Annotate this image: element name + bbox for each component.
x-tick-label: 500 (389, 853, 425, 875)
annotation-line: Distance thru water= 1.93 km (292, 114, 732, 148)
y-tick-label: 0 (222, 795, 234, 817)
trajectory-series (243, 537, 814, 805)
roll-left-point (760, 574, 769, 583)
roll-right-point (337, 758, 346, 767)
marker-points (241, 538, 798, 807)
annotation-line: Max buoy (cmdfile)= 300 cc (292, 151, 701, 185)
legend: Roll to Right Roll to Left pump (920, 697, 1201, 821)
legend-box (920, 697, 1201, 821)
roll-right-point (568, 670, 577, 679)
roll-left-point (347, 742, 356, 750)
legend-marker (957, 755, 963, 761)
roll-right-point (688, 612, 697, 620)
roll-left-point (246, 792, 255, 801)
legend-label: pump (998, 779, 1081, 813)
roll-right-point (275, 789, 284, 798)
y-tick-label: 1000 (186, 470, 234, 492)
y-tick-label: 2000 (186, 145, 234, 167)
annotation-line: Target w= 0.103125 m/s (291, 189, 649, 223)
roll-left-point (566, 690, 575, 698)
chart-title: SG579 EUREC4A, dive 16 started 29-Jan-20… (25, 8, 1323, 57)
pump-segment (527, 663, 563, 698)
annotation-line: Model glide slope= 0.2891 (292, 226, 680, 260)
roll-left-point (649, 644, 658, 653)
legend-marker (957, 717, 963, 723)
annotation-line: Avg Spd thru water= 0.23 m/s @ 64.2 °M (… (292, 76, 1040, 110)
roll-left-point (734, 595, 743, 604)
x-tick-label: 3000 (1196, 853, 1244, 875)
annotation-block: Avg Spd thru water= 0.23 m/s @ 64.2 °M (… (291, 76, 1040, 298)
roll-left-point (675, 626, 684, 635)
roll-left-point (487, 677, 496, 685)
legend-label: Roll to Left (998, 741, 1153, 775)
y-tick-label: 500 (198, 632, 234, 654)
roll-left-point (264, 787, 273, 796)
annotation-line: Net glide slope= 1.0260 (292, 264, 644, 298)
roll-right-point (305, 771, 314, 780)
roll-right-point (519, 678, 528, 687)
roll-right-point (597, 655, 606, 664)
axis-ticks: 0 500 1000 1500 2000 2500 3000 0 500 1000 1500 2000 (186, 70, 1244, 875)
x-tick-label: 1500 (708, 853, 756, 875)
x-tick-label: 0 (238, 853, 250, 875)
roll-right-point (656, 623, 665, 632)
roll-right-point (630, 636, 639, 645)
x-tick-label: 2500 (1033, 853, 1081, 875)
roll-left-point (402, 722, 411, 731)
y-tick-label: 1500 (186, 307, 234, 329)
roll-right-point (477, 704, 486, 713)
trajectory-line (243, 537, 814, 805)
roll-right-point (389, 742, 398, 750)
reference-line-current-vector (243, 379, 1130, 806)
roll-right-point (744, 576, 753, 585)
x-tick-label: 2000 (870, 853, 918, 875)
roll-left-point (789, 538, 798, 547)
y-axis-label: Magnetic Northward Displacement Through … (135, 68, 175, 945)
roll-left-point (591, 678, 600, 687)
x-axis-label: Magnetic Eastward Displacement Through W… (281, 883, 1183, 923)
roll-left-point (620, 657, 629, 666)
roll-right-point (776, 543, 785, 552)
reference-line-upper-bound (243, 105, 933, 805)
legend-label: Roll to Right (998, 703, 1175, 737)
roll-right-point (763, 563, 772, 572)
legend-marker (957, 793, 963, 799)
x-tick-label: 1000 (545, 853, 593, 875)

• Task objective:
Copy out every line of the items above that contains the word "Magnetic".

• Reply to the exercise:
y-axis-label: Magnetic Northward Displacement Through … (135, 68, 175, 945)
x-axis-label: Magnetic Eastward Displacement Through W… (281, 883, 1183, 923)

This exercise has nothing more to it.